_Task prompt_
Locate the lines that hold the string "period". Copy every such line.

_Material provided_
-- Start --

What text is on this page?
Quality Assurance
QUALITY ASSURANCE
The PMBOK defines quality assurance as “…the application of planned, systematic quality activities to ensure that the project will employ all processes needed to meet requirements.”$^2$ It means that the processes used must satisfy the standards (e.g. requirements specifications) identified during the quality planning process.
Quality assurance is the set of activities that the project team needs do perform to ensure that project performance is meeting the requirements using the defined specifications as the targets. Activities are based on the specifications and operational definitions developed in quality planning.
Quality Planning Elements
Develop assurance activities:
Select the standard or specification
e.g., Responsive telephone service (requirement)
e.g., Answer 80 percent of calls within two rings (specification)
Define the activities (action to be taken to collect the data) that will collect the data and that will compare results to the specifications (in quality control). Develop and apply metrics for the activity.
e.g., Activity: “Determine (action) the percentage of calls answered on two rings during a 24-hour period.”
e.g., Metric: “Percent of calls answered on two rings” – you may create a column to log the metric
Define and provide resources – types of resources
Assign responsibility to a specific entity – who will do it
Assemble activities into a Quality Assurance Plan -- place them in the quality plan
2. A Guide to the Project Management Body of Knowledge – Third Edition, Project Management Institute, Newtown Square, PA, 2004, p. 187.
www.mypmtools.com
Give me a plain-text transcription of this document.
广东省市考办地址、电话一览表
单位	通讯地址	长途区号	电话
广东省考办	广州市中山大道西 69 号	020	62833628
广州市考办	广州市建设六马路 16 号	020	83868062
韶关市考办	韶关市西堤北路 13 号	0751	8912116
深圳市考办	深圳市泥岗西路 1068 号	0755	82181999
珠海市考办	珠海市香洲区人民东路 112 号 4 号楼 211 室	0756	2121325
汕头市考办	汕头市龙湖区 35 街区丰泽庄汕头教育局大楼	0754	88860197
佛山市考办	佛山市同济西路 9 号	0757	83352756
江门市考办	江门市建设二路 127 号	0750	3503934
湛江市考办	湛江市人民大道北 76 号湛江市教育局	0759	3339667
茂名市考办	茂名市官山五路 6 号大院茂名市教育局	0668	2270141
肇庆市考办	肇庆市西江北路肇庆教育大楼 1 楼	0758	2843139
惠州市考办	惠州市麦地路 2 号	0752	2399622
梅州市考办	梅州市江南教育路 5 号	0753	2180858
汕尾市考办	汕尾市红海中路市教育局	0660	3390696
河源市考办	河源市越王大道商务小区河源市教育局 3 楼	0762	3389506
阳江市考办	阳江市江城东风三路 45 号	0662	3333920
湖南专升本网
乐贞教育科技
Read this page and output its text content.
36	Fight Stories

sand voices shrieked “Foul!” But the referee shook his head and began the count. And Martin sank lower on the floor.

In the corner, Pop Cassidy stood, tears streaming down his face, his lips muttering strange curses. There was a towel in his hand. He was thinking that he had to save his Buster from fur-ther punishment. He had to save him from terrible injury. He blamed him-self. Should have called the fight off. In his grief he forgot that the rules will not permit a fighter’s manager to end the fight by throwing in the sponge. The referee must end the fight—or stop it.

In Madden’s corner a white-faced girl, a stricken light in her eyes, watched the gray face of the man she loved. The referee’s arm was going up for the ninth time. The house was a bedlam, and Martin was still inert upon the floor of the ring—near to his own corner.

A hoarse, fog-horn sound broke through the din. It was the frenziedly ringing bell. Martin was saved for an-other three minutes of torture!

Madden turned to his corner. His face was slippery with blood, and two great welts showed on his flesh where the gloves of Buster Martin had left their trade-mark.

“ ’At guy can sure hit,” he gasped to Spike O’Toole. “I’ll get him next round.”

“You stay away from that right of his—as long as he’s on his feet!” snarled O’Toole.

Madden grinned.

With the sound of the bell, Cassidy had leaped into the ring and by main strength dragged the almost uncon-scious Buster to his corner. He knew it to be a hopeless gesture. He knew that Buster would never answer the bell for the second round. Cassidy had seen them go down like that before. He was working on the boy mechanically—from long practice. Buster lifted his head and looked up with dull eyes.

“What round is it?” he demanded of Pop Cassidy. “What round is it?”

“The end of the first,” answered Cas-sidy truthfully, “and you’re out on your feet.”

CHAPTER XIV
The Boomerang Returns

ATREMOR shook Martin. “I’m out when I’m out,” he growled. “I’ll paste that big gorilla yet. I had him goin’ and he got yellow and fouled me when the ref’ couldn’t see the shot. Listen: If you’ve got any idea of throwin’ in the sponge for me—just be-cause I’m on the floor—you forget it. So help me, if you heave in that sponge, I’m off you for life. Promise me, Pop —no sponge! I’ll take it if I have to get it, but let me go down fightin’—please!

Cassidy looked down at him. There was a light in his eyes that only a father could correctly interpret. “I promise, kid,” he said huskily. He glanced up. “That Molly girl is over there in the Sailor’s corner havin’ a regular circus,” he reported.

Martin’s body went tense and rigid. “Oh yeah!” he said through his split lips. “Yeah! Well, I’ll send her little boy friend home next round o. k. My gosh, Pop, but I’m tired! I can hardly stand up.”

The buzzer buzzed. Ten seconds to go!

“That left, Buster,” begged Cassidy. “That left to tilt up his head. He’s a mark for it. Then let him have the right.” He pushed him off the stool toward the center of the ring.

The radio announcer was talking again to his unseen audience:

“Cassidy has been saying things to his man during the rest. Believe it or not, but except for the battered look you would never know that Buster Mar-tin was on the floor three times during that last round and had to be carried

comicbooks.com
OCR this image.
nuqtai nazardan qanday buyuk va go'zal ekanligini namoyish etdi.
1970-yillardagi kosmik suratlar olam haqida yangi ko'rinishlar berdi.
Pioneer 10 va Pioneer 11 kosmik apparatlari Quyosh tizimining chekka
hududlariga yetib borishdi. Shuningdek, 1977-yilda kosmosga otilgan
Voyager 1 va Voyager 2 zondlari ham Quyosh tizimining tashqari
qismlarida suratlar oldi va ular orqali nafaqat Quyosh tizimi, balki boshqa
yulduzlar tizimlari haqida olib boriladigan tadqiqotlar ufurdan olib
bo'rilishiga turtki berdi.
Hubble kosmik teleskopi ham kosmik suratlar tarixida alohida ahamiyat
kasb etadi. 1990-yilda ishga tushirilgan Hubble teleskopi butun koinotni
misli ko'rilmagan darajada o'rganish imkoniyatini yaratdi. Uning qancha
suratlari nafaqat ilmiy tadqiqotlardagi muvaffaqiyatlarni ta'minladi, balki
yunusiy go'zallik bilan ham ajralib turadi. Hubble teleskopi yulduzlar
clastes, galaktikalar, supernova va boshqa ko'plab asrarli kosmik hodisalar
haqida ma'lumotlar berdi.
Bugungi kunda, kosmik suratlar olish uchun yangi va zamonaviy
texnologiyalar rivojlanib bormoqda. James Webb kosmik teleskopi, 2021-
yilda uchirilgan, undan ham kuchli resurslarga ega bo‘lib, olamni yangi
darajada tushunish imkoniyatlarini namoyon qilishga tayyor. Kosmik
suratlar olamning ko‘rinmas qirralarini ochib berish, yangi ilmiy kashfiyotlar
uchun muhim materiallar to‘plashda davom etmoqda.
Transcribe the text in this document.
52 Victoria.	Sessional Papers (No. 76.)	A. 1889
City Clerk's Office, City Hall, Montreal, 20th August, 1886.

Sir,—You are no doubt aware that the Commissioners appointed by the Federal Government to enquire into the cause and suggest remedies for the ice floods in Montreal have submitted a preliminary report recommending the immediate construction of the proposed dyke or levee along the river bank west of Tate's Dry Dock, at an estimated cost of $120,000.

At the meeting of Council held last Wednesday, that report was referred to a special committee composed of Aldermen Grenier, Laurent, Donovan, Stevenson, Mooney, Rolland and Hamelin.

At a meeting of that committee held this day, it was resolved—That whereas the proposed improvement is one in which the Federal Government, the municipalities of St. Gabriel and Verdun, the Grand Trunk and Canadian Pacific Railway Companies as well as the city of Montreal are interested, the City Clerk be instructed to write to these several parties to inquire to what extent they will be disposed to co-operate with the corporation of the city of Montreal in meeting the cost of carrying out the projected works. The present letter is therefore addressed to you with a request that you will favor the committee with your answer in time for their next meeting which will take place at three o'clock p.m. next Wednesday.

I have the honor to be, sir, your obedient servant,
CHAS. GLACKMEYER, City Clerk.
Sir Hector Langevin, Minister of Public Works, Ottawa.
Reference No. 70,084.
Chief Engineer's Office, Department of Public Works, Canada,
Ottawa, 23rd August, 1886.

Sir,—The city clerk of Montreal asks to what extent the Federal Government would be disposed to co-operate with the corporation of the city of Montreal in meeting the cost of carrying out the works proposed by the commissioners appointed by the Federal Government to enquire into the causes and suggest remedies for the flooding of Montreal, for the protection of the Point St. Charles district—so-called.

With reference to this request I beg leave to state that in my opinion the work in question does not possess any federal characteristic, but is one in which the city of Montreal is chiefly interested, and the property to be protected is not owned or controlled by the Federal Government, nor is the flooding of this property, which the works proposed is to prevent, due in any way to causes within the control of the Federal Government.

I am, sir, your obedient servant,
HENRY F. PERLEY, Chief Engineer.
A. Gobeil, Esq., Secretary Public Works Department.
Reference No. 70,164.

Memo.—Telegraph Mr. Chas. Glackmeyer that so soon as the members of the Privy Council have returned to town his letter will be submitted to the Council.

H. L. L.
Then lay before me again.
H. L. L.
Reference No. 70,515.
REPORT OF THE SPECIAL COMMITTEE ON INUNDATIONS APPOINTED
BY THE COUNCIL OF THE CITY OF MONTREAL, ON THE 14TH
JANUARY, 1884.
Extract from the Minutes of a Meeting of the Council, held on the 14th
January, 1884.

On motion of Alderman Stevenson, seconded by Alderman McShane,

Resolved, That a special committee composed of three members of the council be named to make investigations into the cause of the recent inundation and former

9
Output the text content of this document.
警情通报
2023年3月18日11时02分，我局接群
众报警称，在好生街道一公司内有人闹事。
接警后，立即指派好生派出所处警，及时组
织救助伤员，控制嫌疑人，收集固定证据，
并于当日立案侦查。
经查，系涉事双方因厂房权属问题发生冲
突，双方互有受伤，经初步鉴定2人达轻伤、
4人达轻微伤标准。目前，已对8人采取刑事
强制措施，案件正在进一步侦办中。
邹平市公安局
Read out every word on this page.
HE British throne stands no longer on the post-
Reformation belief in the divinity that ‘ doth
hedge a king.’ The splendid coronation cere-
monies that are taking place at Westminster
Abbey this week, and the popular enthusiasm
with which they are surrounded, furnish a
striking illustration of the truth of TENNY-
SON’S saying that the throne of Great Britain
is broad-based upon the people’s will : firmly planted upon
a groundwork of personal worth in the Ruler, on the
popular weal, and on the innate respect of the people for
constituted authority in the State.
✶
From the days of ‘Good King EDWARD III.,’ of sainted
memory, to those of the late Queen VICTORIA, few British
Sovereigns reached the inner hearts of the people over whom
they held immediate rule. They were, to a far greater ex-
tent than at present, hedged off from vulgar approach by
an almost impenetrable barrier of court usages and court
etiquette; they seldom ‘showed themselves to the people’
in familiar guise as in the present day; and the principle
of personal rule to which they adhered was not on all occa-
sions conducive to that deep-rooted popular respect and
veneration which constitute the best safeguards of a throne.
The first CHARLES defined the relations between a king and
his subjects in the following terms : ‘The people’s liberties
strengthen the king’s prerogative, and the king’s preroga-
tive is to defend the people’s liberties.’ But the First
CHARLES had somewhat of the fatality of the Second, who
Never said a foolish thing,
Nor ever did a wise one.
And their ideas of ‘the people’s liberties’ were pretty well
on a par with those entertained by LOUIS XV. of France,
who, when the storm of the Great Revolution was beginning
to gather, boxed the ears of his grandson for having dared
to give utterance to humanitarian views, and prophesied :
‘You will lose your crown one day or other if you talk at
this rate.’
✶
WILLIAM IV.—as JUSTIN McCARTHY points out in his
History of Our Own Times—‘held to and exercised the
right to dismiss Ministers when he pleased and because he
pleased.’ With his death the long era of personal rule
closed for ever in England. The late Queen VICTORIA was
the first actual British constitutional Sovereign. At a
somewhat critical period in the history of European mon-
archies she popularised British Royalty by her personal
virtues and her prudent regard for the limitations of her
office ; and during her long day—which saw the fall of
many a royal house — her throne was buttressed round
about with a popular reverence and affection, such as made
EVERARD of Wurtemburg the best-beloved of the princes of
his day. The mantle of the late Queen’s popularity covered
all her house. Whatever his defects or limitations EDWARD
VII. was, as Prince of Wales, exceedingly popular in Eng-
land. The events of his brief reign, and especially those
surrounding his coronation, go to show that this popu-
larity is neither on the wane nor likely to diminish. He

-- End --

_Complete answer_
e.g., Activity: “Determine (action) the percentage of calls answered on two rings during a 24-hour period.”
somewhat critical period in the history of European mon-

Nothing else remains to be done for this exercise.